Given instruction | Copy out every line of the items below without changing anything.

=-=-=

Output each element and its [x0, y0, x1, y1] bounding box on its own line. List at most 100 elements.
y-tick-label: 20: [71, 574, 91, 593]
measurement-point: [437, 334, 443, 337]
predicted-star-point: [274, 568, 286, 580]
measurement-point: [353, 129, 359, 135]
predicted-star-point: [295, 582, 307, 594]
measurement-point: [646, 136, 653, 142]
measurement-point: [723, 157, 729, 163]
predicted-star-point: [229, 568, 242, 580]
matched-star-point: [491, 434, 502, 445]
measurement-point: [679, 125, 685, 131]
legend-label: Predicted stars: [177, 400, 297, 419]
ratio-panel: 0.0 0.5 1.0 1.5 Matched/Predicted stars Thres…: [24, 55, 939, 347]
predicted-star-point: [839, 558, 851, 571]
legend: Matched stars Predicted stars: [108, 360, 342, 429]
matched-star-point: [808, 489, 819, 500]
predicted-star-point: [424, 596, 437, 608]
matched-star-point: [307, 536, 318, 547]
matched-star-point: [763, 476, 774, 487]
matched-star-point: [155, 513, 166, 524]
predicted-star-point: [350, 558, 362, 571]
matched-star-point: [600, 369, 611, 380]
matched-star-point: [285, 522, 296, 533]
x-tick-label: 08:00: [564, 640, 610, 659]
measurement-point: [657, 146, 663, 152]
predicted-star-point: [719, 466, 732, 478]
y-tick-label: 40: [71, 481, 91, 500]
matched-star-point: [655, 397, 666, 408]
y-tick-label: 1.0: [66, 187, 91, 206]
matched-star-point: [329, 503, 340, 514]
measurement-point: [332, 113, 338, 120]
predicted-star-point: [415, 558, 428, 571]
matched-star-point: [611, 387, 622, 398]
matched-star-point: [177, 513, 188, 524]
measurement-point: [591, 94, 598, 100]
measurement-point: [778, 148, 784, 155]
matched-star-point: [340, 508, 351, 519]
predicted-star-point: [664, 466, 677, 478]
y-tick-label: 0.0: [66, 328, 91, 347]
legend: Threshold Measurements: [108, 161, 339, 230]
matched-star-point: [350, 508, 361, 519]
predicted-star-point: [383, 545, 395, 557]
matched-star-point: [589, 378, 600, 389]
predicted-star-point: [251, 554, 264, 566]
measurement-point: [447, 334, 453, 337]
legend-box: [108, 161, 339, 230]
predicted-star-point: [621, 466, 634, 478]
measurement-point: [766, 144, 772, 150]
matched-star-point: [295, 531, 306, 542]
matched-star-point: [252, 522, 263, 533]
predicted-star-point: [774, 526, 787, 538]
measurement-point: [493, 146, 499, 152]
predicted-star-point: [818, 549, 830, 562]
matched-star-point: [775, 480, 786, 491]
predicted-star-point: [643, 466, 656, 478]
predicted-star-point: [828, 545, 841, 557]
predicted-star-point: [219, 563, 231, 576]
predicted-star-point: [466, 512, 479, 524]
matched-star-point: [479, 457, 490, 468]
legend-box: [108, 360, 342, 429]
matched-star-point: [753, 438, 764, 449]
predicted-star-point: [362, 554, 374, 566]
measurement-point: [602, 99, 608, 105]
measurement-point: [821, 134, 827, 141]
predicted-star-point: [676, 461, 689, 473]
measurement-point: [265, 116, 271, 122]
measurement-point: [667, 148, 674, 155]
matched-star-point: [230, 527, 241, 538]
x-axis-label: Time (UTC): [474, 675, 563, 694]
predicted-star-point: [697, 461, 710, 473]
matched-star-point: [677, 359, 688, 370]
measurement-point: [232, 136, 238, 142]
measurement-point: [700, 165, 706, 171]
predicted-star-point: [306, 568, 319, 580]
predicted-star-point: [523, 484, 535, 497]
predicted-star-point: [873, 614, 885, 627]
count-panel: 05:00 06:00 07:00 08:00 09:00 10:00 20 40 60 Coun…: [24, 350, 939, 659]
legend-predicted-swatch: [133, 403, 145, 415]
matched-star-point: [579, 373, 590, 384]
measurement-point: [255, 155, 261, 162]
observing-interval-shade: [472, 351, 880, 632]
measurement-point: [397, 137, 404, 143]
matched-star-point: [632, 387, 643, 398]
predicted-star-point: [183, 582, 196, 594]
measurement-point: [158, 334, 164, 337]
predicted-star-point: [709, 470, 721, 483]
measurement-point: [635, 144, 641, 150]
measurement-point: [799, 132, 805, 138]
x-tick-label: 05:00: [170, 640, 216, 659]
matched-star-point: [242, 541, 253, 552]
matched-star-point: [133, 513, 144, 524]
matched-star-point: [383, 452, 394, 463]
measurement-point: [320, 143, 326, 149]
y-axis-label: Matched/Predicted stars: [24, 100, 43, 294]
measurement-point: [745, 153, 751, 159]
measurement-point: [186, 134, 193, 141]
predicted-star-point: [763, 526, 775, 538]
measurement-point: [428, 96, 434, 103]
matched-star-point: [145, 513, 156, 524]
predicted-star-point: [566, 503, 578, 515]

=-=-=

Exercise answer |
Output each element and its [x0, y0, x1, y1] bounding box on its own line. List at most 100 elements.
y-tick-label: 20: [71, 574, 91, 593]
measurement-point: [437, 334, 443, 337]
predicted-star-point: [274, 568, 286, 580]
measurement-point: [353, 129, 359, 135]
predicted-star-point: [295, 582, 307, 594]
measurement-point: [646, 136, 653, 142]
measurement-point: [723, 157, 729, 163]
predicted-star-point: [229, 568, 242, 580]
matched-star-point: [491, 434, 502, 445]
measurement-point: [679, 125, 685, 131]
legend-label: Predicted stars: [177, 400, 297, 419]
ratio-panel: 0.0 0.5 1.0 1.5 Matched/Predicted stars Thres…: [24, 55, 939, 347]
predicted-star-point: [839, 558, 851, 571]
legend: Matched stars Predicted stars: [108, 360, 342, 429]
matched-star-point: [808, 489, 819, 500]
predicted-star-point: [424, 596, 437, 608]
matched-star-point: [307, 536, 318, 547]
matched-star-point: [763, 476, 774, 487]
matched-star-point: [155, 513, 166, 524]
predicted-star-point: [350, 558, 362, 571]
matched-star-point: [600, 369, 611, 380]
matched-star-point: [285, 522, 296, 533]
x-tick-label: 08:00: [564, 640, 610, 659]
measurement-point: [657, 146, 663, 152]
predicted-star-point: [719, 466, 732, 478]
y-tick-label: 40: [71, 481, 91, 500]
matched-star-point: [655, 397, 666, 408]
y-tick-label: 1.0: [66, 187, 91, 206]
matched-star-point: [329, 503, 340, 514]
measurement-point: [332, 113, 338, 120]
predicted-star-point: [415, 558, 428, 571]
matched-star-point: [611, 387, 622, 398]
matched-star-point: [177, 513, 188, 524]
measurement-point: [591, 94, 598, 100]
measurement-point: [778, 148, 784, 155]
matched-star-point: [340, 508, 351, 519]
predicted-star-point: [664, 466, 677, 478]
y-tick-label: 0.0: [66, 328, 91, 347]
legend: Threshold Measurements: [108, 161, 339, 230]
matched-star-point: [350, 508, 361, 519]
predicted-star-point: [383, 545, 395, 557]
matched-star-point: [589, 378, 600, 389]
predicted-star-point: [251, 554, 264, 566]
measurement-point: [447, 334, 453, 337]
legend-box: [108, 161, 339, 230]
predicted-star-point: [621, 466, 634, 478]
measurement-point: [766, 144, 772, 150]
matched-star-point: [295, 531, 306, 542]
matched-star-point: [252, 522, 263, 533]
predicted-star-point: [774, 526, 787, 538]
measurement-point: [493, 146, 499, 152]
predicted-star-point: [818, 549, 830, 562]
matched-star-point: [775, 480, 786, 491]
predicted-star-point: [643, 466, 656, 478]
predicted-star-point: [828, 545, 841, 557]
predicted-star-point: [219, 563, 231, 576]
predicted-star-point: [466, 512, 479, 524]
matched-star-point: [479, 457, 490, 468]
legend-box: [108, 360, 342, 429]
matched-star-point: [753, 438, 764, 449]
predicted-star-point: [362, 554, 374, 566]
measurement-point: [602, 99, 608, 105]
measurement-point: [821, 134, 827, 141]
predicted-star-point: [676, 461, 689, 473]
measurement-point: [265, 116, 271, 122]
measurement-point: [667, 148, 674, 155]
matched-star-point: [230, 527, 241, 538]
x-axis-label: Time (UTC): [474, 675, 563, 694]
predicted-star-point: [697, 461, 710, 473]
matched-star-point: [677, 359, 688, 370]
measurement-point: [232, 136, 238, 142]
measurement-point: [700, 165, 706, 171]
predicted-star-point: [306, 568, 319, 580]
predicted-star-point: [523, 484, 535, 497]
predicted-star-point: [873, 614, 885, 627]
count-panel: 05:00 06:00 07:00 08:00 09:00 10:00 20 40 60 Coun…: [24, 350, 939, 659]
legend-predicted-swatch: [133, 403, 145, 415]
matched-star-point: [579, 373, 590, 384]
measurement-point: [255, 155, 261, 162]
observing-interval-shade: [472, 351, 880, 632]
measurement-point: [397, 137, 404, 143]
matched-star-point: [632, 387, 643, 398]
predicted-star-point: [183, 582, 196, 594]
measurement-point: [158, 334, 164, 337]
predicted-star-point: [709, 470, 721, 483]
measurement-point: [635, 144, 641, 150]
measurement-point: [799, 132, 805, 138]
x-tick-label: 05:00: [170, 640, 216, 659]
matched-star-point: [242, 541, 253, 552]
matched-star-point: [133, 513, 144, 524]
matched-star-point: [383, 452, 394, 463]
measurement-point: [320, 143, 326, 149]
y-axis-label: Matched/Predicted stars: [24, 100, 43, 294]
measurement-point: [745, 153, 751, 159]
measurement-point: [186, 134, 193, 141]
predicted-star-point: [763, 526, 775, 538]
measurement-point: [428, 96, 434, 103]
matched-star-point: [145, 513, 156, 524]
predicted-star-point: [566, 503, 578, 515]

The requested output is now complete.